= Stated problem =
Take the data below and repeat it exactly.

------------------------------------------------------------------------

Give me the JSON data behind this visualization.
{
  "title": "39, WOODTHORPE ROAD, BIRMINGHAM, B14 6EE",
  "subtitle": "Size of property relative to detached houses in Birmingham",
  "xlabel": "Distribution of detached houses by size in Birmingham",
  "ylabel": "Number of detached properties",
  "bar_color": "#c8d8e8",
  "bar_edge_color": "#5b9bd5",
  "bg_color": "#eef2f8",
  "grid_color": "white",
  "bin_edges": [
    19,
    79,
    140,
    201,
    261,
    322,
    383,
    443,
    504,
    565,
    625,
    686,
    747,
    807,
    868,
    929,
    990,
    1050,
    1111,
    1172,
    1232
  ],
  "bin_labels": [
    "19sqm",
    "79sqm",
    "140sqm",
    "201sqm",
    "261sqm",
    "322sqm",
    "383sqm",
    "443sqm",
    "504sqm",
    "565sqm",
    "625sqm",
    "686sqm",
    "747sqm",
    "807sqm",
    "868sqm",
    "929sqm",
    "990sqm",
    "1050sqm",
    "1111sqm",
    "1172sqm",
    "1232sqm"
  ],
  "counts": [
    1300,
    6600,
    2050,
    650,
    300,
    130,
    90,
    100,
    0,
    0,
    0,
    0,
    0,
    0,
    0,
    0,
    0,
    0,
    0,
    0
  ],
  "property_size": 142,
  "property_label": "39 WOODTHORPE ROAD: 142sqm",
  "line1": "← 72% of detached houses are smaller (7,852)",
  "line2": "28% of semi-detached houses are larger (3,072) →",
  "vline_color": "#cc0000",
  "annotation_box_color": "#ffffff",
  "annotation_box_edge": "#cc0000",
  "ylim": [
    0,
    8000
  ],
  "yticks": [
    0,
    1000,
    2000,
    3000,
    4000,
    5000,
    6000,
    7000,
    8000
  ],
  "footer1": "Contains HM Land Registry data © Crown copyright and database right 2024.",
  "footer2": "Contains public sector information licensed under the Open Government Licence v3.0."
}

------------------------------------------------------------------------

= Written solution =
Give me the JSON data behind this visualization.
{
  "title": "39, WOODTHORPE ROAD, BIRMINGHAM, B14 6EE",
  "subtitle": "Size of property relative to detached houses in Birmingham",
  "xlabel": "Distribution of detached houses by size in Birmingham",
  "ylabel": "Number of detached properties",
  "bar_color": "#c8d8e8",
  "bar_edge_color": "#5b9bd5",
  "bg_color": "#eef2f8",
  "grid_color": "white",
  "bin_edges": [
    19,
    79,
    140,
    201,
    261,
    322,
    383,
    443,
    504,
    565,
    625,
    686,
    747,
    807,
    868,
    929,
    990,
    1050,
    1111,
    1172,
    1232
  ],
  "bin_labels": [
    "19sqm",
    "79sqm",
    "140sqm",
    "201sqm",
    "261sqm",
    "322sqm",
    "383sqm",
    "443sqm",
    "504sqm",
    "565sqm",
    "625sqm",
    "686sqm",
    "747sqm",
    "807sqm",
    "868sqm",
    "929sqm",
    "990sqm",
    "1050sqm",
    "1111sqm",
    "1172sqm",
    "1232sqm"
  ],
  "counts": [
    1300,
    6600,
    2050,
    650,
    300,
    130,
    90,
    100,
    0,
    0,
    0,
    0,
    0,
    0,
    0,
    0,
    0,
    0,
    0,
    0
  ],
  "property_size": 142,
  "property_label": "39 WOODTHORPE ROAD: 142sqm",
  "line1": "← 72% of detached houses are smaller (7,852)",
  "line2": "28% of semi-detached houses are larger (3,072) →",
  "vline_color": "#cc0000",
  "annotation_box_color": "#ffffff",
  "annotation_box_edge": "#cc0000",
  "ylim": [
    0,
    8000
  ],
  "yticks": [
    0,
    1000,
    2000,
    3000,
    4000,
    5000,
    6000,
    7000,
    8000
  ],
  "footer1": "Contains HM Land Registry data © Crown copyright and database right 2024.",
  "footer2": "Contains public sector information licensed under the Open Government Licence v3.0."
}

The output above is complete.